# Instructions for the task
Tally how many lines hold the string "image". Your reply should be that number alone.

# Recorded data
────────

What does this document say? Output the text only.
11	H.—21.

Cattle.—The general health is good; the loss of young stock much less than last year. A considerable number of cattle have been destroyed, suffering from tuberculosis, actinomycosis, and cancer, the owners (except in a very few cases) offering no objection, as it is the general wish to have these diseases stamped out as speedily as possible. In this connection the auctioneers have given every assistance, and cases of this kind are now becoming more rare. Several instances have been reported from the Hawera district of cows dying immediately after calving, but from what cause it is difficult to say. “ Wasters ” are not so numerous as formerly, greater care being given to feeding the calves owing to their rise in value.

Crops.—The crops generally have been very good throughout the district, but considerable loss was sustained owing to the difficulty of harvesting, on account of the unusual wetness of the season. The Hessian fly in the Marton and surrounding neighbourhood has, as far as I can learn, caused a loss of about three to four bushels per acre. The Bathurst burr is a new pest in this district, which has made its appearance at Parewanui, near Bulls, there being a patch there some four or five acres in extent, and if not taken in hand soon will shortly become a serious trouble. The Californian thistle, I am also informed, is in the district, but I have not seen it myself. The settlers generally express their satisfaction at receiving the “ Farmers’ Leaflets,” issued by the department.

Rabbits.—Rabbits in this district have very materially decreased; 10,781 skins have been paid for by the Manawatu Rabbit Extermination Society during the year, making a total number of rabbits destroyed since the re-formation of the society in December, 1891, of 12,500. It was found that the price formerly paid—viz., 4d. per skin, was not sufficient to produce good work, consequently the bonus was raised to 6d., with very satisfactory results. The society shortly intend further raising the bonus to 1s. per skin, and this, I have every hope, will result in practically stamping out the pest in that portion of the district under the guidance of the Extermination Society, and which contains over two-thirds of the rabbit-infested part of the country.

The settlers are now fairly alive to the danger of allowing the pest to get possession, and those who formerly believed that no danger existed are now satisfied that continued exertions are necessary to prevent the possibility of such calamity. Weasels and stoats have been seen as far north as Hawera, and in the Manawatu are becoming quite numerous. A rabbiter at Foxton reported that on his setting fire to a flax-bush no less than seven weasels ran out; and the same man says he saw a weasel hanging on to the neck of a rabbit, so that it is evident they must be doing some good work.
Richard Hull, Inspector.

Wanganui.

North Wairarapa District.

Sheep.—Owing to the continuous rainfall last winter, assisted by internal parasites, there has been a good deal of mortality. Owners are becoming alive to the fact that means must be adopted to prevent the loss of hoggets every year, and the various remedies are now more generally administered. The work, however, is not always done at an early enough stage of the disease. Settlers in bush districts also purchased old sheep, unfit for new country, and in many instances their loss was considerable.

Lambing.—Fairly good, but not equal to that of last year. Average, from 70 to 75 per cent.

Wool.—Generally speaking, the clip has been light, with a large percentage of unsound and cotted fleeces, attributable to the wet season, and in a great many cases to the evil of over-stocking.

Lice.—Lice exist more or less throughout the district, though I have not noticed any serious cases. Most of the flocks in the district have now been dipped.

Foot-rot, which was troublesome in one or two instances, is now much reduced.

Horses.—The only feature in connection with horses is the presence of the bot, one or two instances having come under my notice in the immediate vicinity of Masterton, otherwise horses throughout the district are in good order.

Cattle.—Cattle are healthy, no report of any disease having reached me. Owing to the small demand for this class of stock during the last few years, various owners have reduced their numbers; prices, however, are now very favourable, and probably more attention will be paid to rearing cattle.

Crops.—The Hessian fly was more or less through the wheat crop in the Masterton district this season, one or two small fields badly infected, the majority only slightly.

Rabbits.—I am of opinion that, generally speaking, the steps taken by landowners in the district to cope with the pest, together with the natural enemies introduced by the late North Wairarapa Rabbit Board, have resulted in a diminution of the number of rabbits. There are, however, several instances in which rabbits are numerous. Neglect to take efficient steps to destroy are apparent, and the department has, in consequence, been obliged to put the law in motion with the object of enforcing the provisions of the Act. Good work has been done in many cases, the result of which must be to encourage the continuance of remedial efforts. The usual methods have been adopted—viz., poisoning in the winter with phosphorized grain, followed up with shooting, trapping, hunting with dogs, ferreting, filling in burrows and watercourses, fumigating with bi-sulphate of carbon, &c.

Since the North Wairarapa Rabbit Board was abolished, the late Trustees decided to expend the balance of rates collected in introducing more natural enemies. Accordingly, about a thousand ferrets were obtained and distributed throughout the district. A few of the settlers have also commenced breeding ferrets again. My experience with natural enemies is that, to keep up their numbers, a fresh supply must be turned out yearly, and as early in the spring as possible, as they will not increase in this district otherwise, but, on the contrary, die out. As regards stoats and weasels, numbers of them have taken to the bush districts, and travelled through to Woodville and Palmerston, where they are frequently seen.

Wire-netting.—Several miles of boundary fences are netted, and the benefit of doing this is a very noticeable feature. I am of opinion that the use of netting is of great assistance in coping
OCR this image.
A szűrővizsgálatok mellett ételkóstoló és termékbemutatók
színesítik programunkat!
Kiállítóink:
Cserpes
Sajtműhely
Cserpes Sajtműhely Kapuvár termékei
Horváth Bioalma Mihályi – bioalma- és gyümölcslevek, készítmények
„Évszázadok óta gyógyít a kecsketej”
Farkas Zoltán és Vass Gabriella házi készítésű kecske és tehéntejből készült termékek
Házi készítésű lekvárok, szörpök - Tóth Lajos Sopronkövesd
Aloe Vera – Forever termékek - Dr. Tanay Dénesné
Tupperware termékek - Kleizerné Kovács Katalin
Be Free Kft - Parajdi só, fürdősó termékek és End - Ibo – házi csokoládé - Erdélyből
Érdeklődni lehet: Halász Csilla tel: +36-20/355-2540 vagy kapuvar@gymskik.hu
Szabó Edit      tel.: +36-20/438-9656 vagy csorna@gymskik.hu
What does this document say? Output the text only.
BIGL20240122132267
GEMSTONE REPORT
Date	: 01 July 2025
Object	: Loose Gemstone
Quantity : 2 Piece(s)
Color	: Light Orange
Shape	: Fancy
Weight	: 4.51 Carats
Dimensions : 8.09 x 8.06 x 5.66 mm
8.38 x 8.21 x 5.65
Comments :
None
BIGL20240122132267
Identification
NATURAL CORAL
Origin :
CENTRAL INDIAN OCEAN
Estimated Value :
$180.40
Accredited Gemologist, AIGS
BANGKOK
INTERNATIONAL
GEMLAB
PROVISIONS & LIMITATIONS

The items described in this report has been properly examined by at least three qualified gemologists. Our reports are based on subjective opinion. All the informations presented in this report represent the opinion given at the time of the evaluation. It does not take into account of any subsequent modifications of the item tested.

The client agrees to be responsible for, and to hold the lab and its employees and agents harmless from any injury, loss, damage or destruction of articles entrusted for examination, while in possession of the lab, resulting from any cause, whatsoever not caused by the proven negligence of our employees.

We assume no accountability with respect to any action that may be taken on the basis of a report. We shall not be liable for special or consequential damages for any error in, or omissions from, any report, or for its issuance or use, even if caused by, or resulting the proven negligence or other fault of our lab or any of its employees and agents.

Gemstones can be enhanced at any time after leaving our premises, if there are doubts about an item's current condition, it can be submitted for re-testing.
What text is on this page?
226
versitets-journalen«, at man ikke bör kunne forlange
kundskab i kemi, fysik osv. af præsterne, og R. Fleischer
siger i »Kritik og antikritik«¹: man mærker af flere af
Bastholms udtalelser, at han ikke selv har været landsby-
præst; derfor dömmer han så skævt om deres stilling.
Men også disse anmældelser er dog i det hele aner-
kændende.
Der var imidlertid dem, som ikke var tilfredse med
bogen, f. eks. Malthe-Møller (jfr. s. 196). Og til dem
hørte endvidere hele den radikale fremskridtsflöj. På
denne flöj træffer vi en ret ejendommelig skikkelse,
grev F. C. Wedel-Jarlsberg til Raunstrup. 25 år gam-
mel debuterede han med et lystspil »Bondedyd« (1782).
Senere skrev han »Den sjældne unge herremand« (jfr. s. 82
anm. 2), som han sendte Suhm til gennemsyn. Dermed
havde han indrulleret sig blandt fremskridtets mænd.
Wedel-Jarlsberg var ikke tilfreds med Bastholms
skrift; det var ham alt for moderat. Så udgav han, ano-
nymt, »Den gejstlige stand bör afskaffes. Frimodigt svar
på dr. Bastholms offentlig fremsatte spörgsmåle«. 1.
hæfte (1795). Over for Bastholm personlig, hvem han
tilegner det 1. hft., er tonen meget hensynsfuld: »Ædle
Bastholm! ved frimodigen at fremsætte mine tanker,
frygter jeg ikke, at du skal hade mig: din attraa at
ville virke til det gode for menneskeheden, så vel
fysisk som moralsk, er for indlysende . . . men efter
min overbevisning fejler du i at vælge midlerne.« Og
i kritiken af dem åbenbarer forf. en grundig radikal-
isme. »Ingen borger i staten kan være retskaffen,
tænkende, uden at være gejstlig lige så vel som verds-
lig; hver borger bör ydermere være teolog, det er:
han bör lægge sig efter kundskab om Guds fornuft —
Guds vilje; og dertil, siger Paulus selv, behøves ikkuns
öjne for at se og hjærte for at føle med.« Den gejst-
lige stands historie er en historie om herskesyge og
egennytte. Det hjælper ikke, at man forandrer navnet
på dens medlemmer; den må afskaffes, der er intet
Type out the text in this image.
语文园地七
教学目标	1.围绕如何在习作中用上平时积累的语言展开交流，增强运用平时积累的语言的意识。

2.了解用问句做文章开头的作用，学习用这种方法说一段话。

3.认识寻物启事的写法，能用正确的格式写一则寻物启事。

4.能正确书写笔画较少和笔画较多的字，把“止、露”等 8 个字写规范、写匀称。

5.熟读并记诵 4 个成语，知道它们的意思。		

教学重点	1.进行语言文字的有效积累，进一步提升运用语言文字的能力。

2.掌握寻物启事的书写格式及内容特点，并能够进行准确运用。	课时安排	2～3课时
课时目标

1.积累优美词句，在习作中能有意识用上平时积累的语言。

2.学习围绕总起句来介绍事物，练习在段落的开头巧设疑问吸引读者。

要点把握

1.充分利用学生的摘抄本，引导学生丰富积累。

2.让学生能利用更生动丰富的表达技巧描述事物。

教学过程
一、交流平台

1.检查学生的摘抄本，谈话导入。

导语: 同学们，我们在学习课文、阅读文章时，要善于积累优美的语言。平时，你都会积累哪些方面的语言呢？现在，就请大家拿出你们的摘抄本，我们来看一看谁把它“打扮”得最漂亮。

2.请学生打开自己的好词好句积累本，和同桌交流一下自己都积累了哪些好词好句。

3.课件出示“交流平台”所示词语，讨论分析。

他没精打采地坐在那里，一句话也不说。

────────

# Written response
2